Stated exercise: Can you find the lines of the listing that include "JSON" and copy every one?

Data rows:
## start
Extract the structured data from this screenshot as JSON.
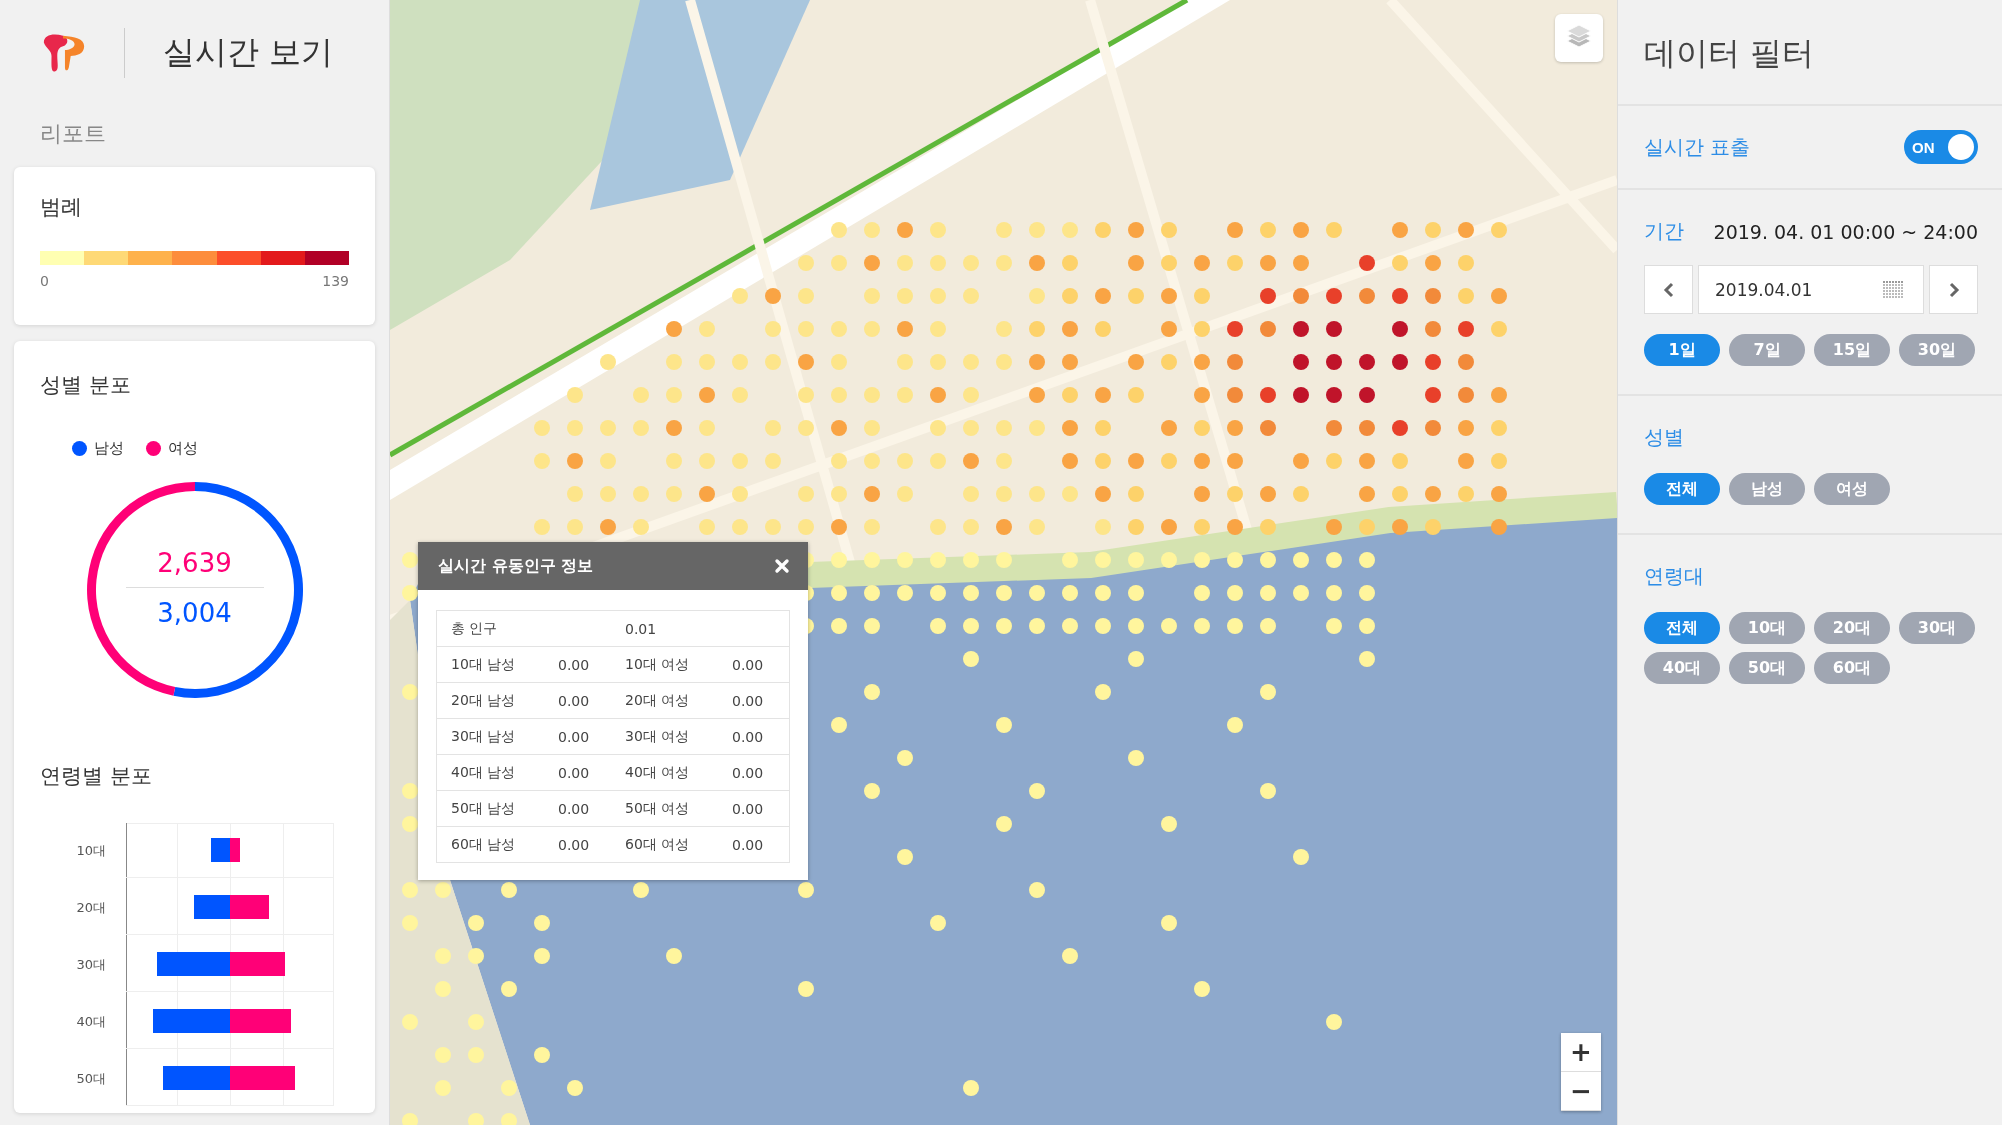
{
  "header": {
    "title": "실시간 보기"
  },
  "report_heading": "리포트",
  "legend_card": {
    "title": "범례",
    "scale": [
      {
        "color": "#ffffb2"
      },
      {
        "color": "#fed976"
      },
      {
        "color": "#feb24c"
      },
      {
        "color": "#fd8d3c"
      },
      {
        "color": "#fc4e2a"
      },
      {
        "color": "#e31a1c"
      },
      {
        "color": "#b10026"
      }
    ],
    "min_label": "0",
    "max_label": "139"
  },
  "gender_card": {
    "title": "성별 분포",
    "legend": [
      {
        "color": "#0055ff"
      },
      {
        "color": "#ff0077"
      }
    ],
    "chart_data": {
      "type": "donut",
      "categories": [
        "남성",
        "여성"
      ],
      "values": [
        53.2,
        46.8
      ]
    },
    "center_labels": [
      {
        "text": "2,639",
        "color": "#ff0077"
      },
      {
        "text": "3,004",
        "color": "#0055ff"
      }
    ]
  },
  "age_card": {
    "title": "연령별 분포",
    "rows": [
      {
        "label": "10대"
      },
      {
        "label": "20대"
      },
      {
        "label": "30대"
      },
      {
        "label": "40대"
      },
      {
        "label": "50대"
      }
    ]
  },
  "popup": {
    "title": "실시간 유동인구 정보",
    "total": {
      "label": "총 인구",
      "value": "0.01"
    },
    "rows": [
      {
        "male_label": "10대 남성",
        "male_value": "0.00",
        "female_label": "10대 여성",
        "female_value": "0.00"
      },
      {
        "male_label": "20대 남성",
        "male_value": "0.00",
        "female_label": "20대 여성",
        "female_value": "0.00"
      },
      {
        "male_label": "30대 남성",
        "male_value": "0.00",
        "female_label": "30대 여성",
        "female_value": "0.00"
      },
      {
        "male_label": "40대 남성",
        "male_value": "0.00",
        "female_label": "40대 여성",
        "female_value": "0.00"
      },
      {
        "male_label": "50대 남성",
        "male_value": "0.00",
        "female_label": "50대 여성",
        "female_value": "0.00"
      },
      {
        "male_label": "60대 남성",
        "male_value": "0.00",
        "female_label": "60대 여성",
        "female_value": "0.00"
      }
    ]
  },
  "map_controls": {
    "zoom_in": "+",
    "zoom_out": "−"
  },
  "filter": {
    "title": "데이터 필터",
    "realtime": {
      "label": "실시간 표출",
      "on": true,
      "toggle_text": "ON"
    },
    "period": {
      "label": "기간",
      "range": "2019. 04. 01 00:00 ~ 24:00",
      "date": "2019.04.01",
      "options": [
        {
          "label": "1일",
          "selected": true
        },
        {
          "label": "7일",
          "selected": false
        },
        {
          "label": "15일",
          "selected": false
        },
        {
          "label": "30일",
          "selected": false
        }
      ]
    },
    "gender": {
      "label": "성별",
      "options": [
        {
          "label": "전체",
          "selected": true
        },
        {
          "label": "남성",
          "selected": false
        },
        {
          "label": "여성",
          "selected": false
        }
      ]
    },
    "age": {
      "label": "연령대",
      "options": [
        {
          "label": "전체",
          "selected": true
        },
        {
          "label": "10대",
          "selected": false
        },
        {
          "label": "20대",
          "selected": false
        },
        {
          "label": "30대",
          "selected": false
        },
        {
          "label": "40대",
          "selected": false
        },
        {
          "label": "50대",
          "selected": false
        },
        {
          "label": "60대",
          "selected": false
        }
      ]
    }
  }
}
## end
## start
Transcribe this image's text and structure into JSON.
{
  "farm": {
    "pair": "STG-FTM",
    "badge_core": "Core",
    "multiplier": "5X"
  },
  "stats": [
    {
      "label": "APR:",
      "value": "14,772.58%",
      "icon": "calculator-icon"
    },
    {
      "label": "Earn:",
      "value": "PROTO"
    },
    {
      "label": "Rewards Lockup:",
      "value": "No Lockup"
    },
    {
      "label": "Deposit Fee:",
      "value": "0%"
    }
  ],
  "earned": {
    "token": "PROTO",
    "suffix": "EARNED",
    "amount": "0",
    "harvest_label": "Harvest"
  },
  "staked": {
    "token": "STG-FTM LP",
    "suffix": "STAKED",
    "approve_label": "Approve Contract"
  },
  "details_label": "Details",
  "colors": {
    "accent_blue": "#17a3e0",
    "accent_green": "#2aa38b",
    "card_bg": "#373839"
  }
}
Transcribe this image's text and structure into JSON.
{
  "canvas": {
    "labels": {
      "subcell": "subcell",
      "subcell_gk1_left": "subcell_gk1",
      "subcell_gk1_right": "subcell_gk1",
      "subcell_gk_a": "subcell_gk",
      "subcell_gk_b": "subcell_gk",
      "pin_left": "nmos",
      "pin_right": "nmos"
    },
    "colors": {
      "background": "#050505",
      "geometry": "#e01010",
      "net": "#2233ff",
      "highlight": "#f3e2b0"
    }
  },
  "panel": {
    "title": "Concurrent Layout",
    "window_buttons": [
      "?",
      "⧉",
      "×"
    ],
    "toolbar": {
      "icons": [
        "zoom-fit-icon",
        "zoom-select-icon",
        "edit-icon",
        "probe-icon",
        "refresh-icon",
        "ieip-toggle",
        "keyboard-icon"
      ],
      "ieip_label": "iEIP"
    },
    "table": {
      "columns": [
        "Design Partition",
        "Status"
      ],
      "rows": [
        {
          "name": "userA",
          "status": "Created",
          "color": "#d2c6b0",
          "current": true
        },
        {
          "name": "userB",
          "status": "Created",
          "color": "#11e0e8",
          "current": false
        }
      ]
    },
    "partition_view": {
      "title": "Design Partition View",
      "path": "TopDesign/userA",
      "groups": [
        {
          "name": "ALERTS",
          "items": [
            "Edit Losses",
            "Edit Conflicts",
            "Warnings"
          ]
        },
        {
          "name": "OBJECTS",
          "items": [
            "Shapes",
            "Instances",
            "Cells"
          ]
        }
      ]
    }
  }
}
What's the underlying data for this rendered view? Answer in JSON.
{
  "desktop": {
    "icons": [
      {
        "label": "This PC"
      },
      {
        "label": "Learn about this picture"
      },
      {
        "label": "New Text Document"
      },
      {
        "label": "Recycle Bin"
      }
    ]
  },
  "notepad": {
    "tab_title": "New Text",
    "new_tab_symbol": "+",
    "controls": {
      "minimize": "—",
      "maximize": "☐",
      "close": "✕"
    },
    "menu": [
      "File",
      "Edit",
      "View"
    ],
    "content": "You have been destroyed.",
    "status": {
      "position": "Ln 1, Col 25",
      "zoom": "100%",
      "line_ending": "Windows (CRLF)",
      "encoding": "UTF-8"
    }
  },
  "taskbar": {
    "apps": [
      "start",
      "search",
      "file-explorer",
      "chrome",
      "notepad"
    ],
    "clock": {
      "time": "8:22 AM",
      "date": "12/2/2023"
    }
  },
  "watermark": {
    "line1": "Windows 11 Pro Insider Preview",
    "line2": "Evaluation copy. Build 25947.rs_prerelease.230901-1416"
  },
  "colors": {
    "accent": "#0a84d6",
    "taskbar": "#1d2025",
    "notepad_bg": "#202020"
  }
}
## end
Worked answer:
Extract the structured data from this screenshot as JSON.
Transcribe this image's text and structure into JSON.
Transcribe this image's text and structure into JSON.
What's the underlying data for this rendered view? Answer in JSON.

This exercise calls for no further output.